__The tasks__
**a.** From the Wonder Woman article, return the part that opens with the words containing "Wonder Woman #1" and closes with "Amazons who resist.", copied word for word.
**b.** Take the article about Wonder Woman further, picking up right after its last sentence.

Wonder Woman has always had a rebellious streak in her. Here’s how this makes her public enemy number one

Wonder Woman deflects a bullet
Image credit: DC Comics

Though recognized as one of the DC Trinity, the most prominent and iconic heroes in the DC Universe, Wonder Woman has always been something of an outlier compared to Superman and Batman. At certain points in her history, Diana Prince has been an Olympian goddess, an ambassador, and the most accomplished warrior in the Justice League. But for all the different roles that Wonder Woman has held, she has always been someone who bucks against authority.

Right now, Wonder Woman headlines a relaunched comic book series, with the fan-favorite creative team of Tom King and Daniel Sampere. Right out the gate, Wonder Woman has become an enemy of the state, with the United States of America openly looking to put down the Amazon superhero as part of a systematic persecution of Amazons nationwide. And though Wonder Woman may be clashing directly with the American military, this more defiant stance is not necessarily a new turn for the character, who maintains a rebellious streak, even when operating in a more publicly prestigious capacity.

Here’s how Diana Prince finds herself on the wrong side of the law at the start of King and Sampere’s Wonder Woman run, why Diana is something of a rogue even among her fellow Amazons in Themyscira, and how Wonder Woman alternates between an establishment figure and someone who plays opposite to the status quo throughout her extensive history.

Wonder Woman’s new mission

Wonder Woman #1
Image credit: DC

King and Sampere’s run begins with the Amazons facing a wave of systemized persecution after an Amazon killed a Montana pool hall's male patrons. With the media labeling the incident as terrorism, old prejudices resurface, with public sentiment arguing that Amazons are not only pushing the existing population out of the country but are also an active threat. In response, the President of the United States signs a law permitting the military to round up Amazons living in the US, with the villainous Sgt. Steel having his men execute any Amazons who resist.

Though Queen Nubia orders the Amazons to withdraw to safer ground, Wonder Woman decides to remain in the United States and handle the situation herself, in defiance of both her queen and the American government. In response, Steel leads his soldiers to attack Diana, who easily defeats them as she searches for the Amazon involved in the Montana incident. Pulling the strings from behind-the-scenes is a shadowy figure known as the Sovereign, wielding the mysterious Lasso of Lies.

The renegade Amazon

Wonder Woman: Blood and Guts: The Deluxe Edition
Image credit: Cliff Chiang (DC)

This story doesn’t mark the first time America and the Amazons have been in bitter conflict against each other, with the most notable prior instance being the 2007 crossover event Amazons Attack by Will Pfeiffer and Pete Woods. King and Sampere’s story has more pointed political overtones, from America’s uncomfortable history of xenophobia and the media’s influence on public perception. And through all the commentary, Wonder Woman remains a heroic constant, taking a firm stand as an agent for justice and opponent of persecution and state-sanctioned violence.

Labeled region entries
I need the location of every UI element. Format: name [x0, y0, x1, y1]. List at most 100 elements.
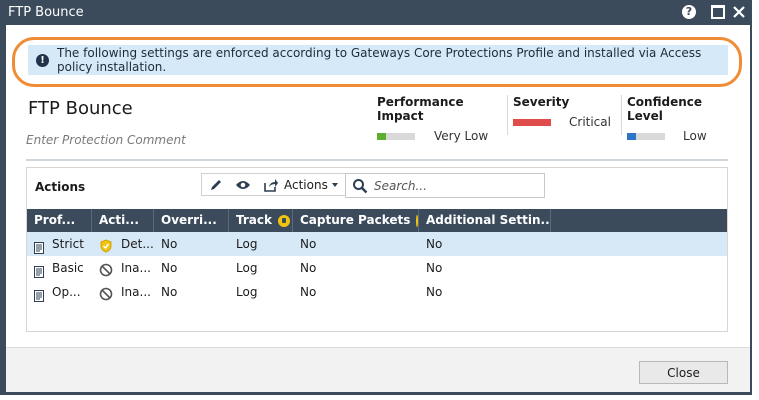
profile-icon — [34, 286, 44, 302]
divider — [26, 159, 728, 161]
table-row[interactable]: Op... Ina... No Log No No — [27, 280, 727, 304]
table-cell-track: Log — [229, 232, 293, 256]
cell-text: No — [426, 261, 443, 275]
column-header-track[interactable]: Track — [229, 209, 293, 232]
meter-segment — [404, 133, 415, 140]
close-icon[interactable] — [731, 4, 747, 20]
confidence-level: Confidence Level Low — [627, 95, 731, 145]
search-icon — [353, 179, 368, 194]
close-button[interactable]: Close — [639, 361, 728, 384]
dialog-content: ! The following settings are enforced ac… — [6, 25, 750, 392]
search-input[interactable] — [374, 178, 534, 193]
column-header-additional-settings[interactable]: Additional Settin... — [419, 209, 551, 232]
cell-text: Strict — [52, 237, 84, 251]
cell-text: Log — [236, 261, 258, 275]
lightbulb-icon — [416, 214, 418, 227]
cell-text: Det... — [121, 237, 154, 251]
cell-text: No — [161, 285, 178, 299]
info-banner: ! The following settings are enforced ac… — [28, 45, 728, 75]
edit-icon[interactable] — [209, 177, 223, 193]
table-row[interactable]: Basic Ina... No Log No No — [27, 256, 727, 280]
export-icon — [264, 179, 278, 192]
performance-impact-label: Performance Impact — [377, 95, 464, 123]
search-box — [345, 173, 545, 198]
inactive-icon — [99, 261, 113, 277]
shield-icon — [99, 237, 113, 253]
column-header-track-label: Track — [236, 213, 272, 227]
protection-comment-field[interactable]: Enter Protection Comment — [26, 133, 186, 147]
table-cell-capture: No — [293, 256, 419, 280]
inactive-icon — [99, 285, 113, 301]
meter-segment — [395, 133, 404, 140]
performance-impact-value: Very Low — [434, 129, 489, 143]
table-cell-additional: No — [419, 280, 551, 304]
meter-segment — [540, 119, 551, 126]
meter-segment — [645, 133, 654, 140]
table-cell-profile: Strict — [27, 232, 92, 256]
table-cell-override: No — [154, 280, 229, 304]
cell-text: No — [300, 237, 317, 251]
protection-title: FTP Bounce — [28, 98, 133, 119]
severity-label: Severity — [513, 95, 570, 109]
cell-text: No — [426, 285, 443, 299]
severity-value: Critical — [569, 115, 611, 129]
table-cell-track: Log — [229, 256, 293, 280]
table-cell-additional: No — [419, 256, 551, 280]
info-icon: ! — [36, 53, 49, 67]
table-cell-profile: Op... — [27, 280, 92, 304]
table-cell-override: No — [154, 232, 229, 256]
meter-segment — [636, 133, 645, 140]
cell-text: Op... — [52, 285, 81, 299]
meter-segment — [377, 133, 386, 140]
window-title: FTP Bounce — [8, 5, 84, 20]
table-cell-action: Ina... — [92, 256, 154, 280]
meter-segment — [531, 119, 540, 126]
dialog-window: FTP Bounce ? ! The following settings ar… — [0, 0, 752, 395]
table-row[interactable]: Strict Det... No Log No No — [27, 232, 727, 256]
actions-toolbar: Actions — [201, 173, 367, 196]
cell-text: Ina... — [121, 285, 151, 299]
column-header-capture-packets[interactable]: Capture Packets — [293, 209, 419, 232]
performance-impact: Performance Impact Very Low — [377, 95, 503, 145]
cell-text: No — [426, 237, 443, 251]
actions-menu-label: Actions — [284, 178, 328, 192]
meter-segment — [522, 119, 531, 126]
table-cell-action: Det... — [92, 232, 154, 256]
actions-menu-button[interactable]: Actions — [264, 177, 339, 193]
table-cell-capture: No — [293, 280, 419, 304]
view-icon[interactable] — [235, 177, 251, 193]
actions-panel: Actions Actions Prof... — [26, 167, 728, 332]
help-icon[interactable]: ? — [681, 4, 697, 20]
table-cell-action: Ina... — [92, 280, 154, 304]
cell-text: No — [300, 285, 317, 299]
meter-segment — [386, 133, 395, 140]
metric-divider — [507, 95, 508, 135]
table-header: Prof... Acti... Overri... Track Capture … — [27, 209, 727, 232]
column-header-override[interactable]: Overri... — [154, 209, 229, 232]
column-header-action[interactable]: Acti... — [92, 209, 154, 232]
cell-text: No — [161, 261, 178, 275]
severity: Severity Critical — [513, 95, 617, 131]
actions-heading: Actions — [35, 180, 86, 194]
metric-divider — [621, 95, 622, 135]
table-cell-override: No — [154, 256, 229, 280]
maximize-icon[interactable] — [710, 4, 726, 20]
dialog-footer: Close — [6, 347, 750, 392]
profile-icon — [34, 238, 44, 254]
meter-segment — [627, 133, 636, 140]
banner-text: The following settings are enforced acco… — [57, 46, 702, 74]
lightbulb-icon — [277, 214, 290, 227]
profile-icon — [34, 262, 44, 278]
confidence-level-label: Confidence Level — [627, 95, 703, 123]
cell-text: Log — [236, 237, 258, 251]
confidence-level-value: Low — [683, 129, 707, 143]
chevron-down-icon — [331, 183, 338, 187]
table-cell-profile: Basic — [27, 256, 92, 280]
cell-text: No — [161, 237, 178, 251]
column-header-capture-label: Capture Packets — [300, 213, 411, 227]
table-cell-track: Log — [229, 280, 293, 304]
cell-text: No — [300, 261, 317, 275]
table-cell-capture: No — [293, 232, 419, 256]
cell-text: Basic — [52, 261, 84, 275]
column-header-profile[interactable]: Prof... — [27, 209, 92, 232]
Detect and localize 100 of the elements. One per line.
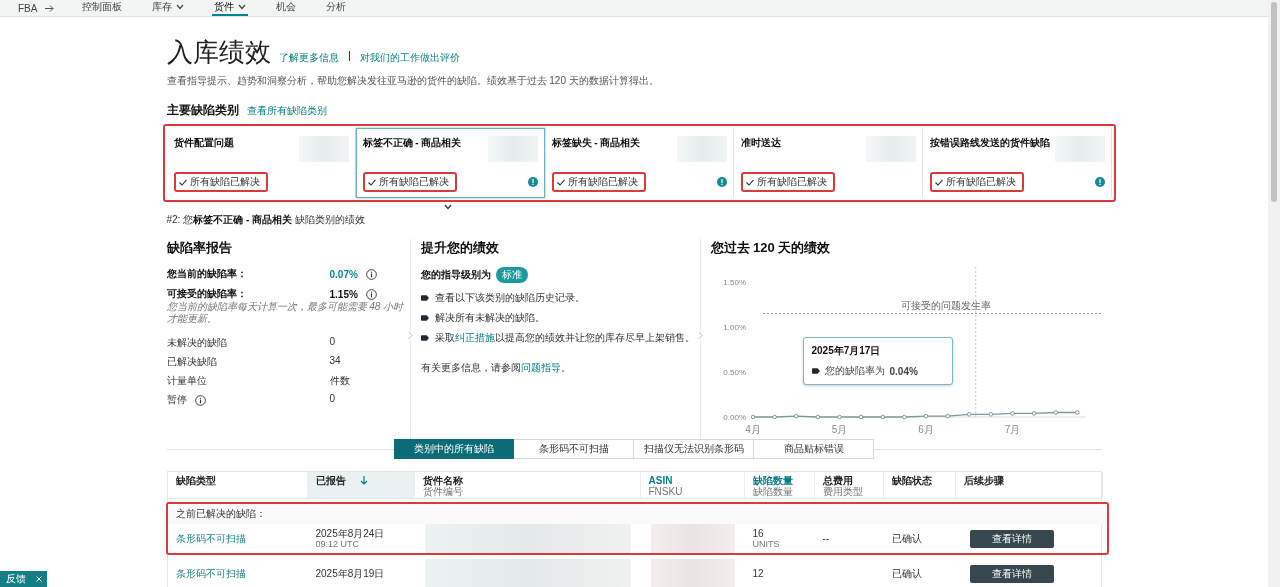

__The results__
**a.**
Wonder Woman #1
Image credit: DC

King and Sampere’s run begins with the Amazons facing a wave of systemized persecution after an Amazon killed a Montana pool hall's male patrons. With the media labeling the incident as terrorism, old prejudices resurface, with public sentiment arguing that Amazons are not only pushing the existing population out of the country but are also an active threat. In response, the President of the United States signs a law permitting the military to round up Amazons living in the US, with the villainous Sgt. Steel having his men execute any Amazons who resist.

**b.**
Diana is a character who has always been a trailblazer through her history, often against the wishes of those in power; it’s a hallmark of her character. Despite her mother Hippolyta’s concerns, it’s Wonder Woman who wins the right to escort Steve Trevor from the Amazons’ hidden home of Themyscira to the outside world and even elects to stay there, at the temporary cost of her powers during Mike Sekowsky’s run on the character in the ‘60s. And with patriarchal societies dominating the outside world, to be her own woman and true to herself and her ideals can be viewed as an act of rebellion itself.

Diana Prince’s work within the establishment

Wonder Woman in her Diana Prince identity
Image credit: DC Comics

This isn’t to say that Wonder Woman is adverse to positions where she’s either working directly for authority figures and establishments or holding a public position herself. Through her close relationship with Steve Trevor, Diana has worked for the American military and other major intergovernmental agencies.

In 1973’s Wonder Woman #204, Diana begins working for the United Nations, eventually taking point with the U.N.’s Crisis Bureau in different international hotspots. To match the ‘70s Wonder Woman television series starring Lynda Carter as the superhero, the comics later made Diana an officer in the U.S. Air Force, raising the rank of Major and working directly with the Pentagon to proactively target crises around the globe.

In more modern comics, Diana is recognized as the official Ambassador from Themyscira to the United Nations and United States, taking up a primary residence in Washington, D.C. After the 2005 crossover event Infinite Crisis, the relaunched Wonder Woman comic book series by Allan Heinberg and Terry and Rachel Dodson placed Diana as an operative for the Department of Metahuman Affairs, helping resolve the existing chaos unleashed by the villainous Alexander Luthor, Jr. from Earth-3.

Since then, Diana’s place with the government has varied, as she prefers to work as a free agent rather than as an extension of the government.

Rebel of the Trinity

Wonder Woman meets Superman and Batman
Image credit: DC Comics

Even as an icon of the superhero community, Wonder Woman is the outlier of the DCU Trinity, mostly because of her modus operandi. Diana is a highly trained and gifted warrior - arguably the greatest within the entire DCU - and she is willing to do whatever it takes to save the day. This means that she is open to employing lethal force and has done so on rare occasions in the past, something that Superman and Batman can never condone.

Diana's willingness to kill comes to a head in 2005’s Wonder Woman #219, with Diana forced to kill Maxwell Lord to break his telepathic hold over Superman, bringing the Man of Steel’s rampage to an end. This moment estranged Wonder Woman from Superman and Batman for a time, with the trio reconciling over the course of Infinite Crisis when they realized that the division between them inadvertently worsened the incident.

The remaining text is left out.